→ Do this: Out of the lines in this data, how many include "целью"? Give the number and nothing else.

→ Provided entries:

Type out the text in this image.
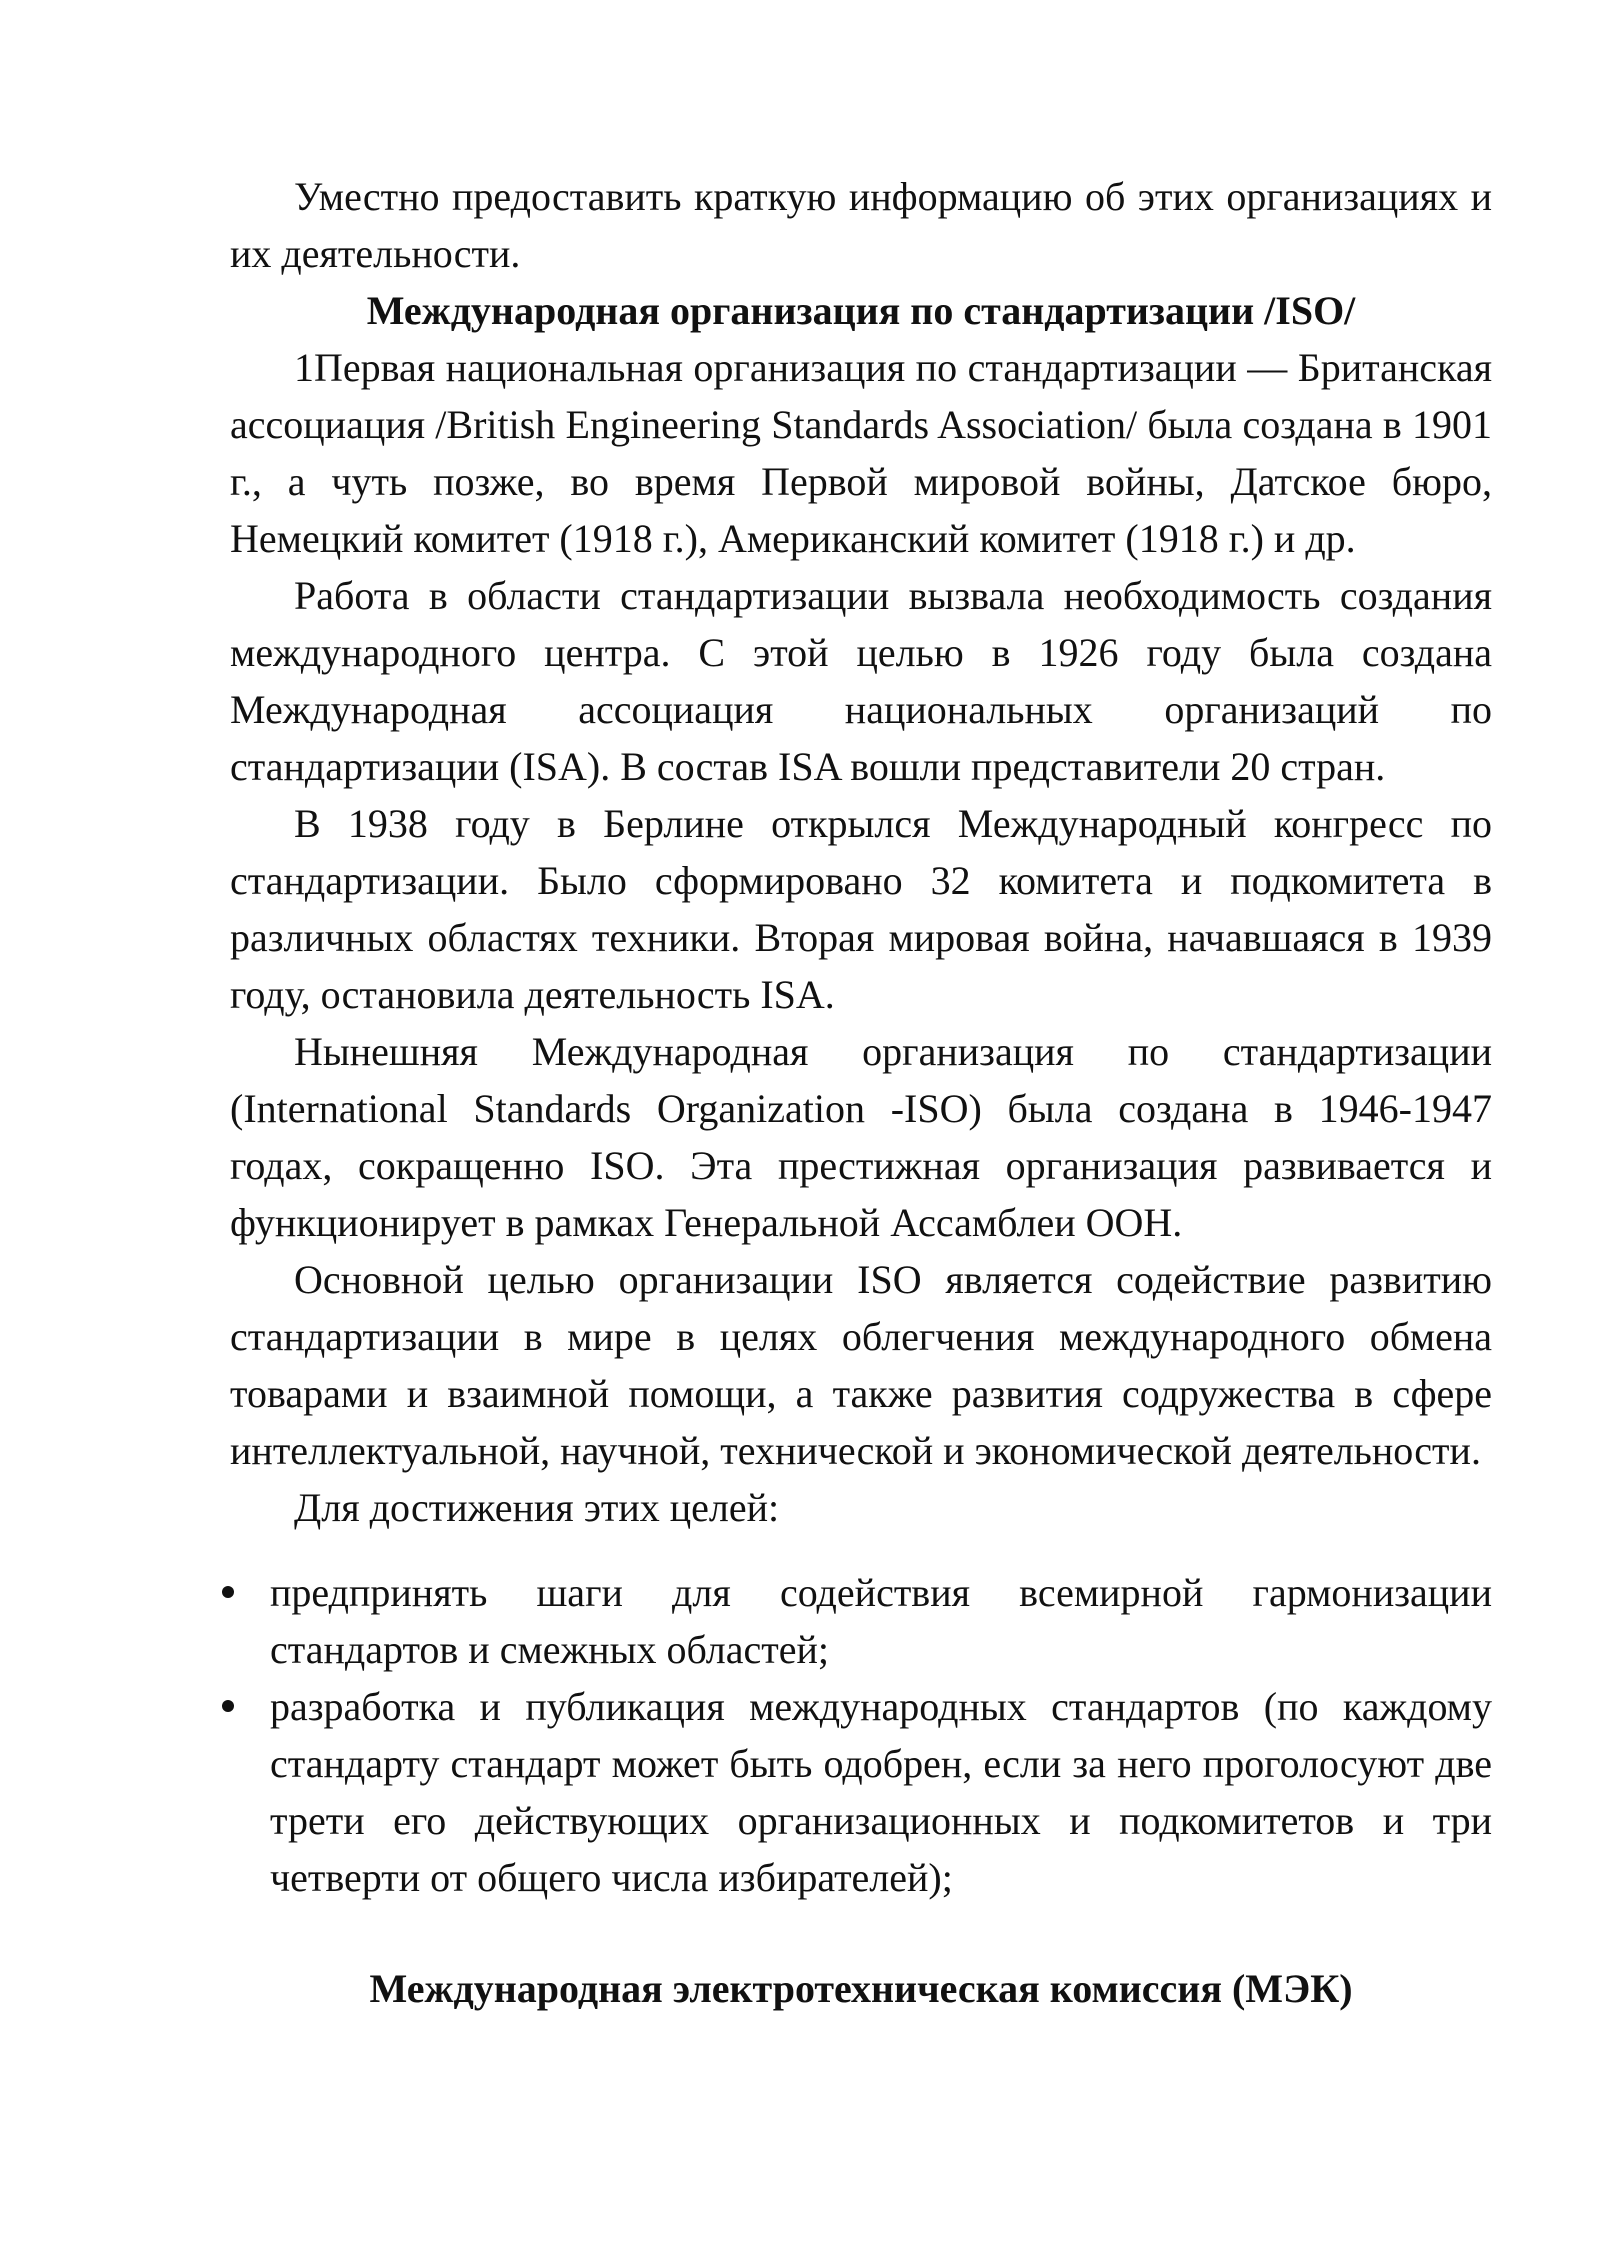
Уместно предоставить краткую информацию об этих организациях и их деятельности.

Международная организация по стандартизации /ISO/

1Первая национальная организация по стандартизации — Британская ассоциация /British Engineering Standards Association/ была создана в 1901 г., а чуть позже, во время Первой мировой войны, Датское бюро, Немецкий комитет (1918 г.), Американский комитет (1918 г.) и др.

Работа в области стандартизации вызвала необходимость создания международного центра. С этой целью в 1926 году была создана Международная ассоциация национальных организаций по стандартизации (ISA). В состав ISA вошли представители 20 стран.

В 1938 году в Берлине открылся Международный конгресс по стандартизации. Было сформировано 32 комитета и подкомитета в различных областях техники. Вторая мировая война, начавшаяся в 1939 году, остановила деятельность ISA.

Нынешняя Международная организация по стандартизации (International Standards Organization -ISO) была создана в 1946-1947 годах, сокращенно ISO. Эта престижная организация развивается и функционирует в рамках Генеральной Ассамблеи ООН.

Основной целью организации ISO является содействие развитию стандартизации в мире в целях облегчения международного обмена товарами и взаимной помощи, а также развития содружества в сфере интеллектуальной, научной, технической и экономической деятельности.

Для достижения этих целей:

предпринять шаги для содействия всемирной гармонизации стандартов и смежных областей;
разработка и публикация международных стандартов (по каждому стандарту стандарт может быть одобрен, если за него проголосуют две трети его действующих организационных и подкомитетов и три четверти от общего числа избирателей);

Международная электротехническая комиссия (МЭК)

→ Written reply: 2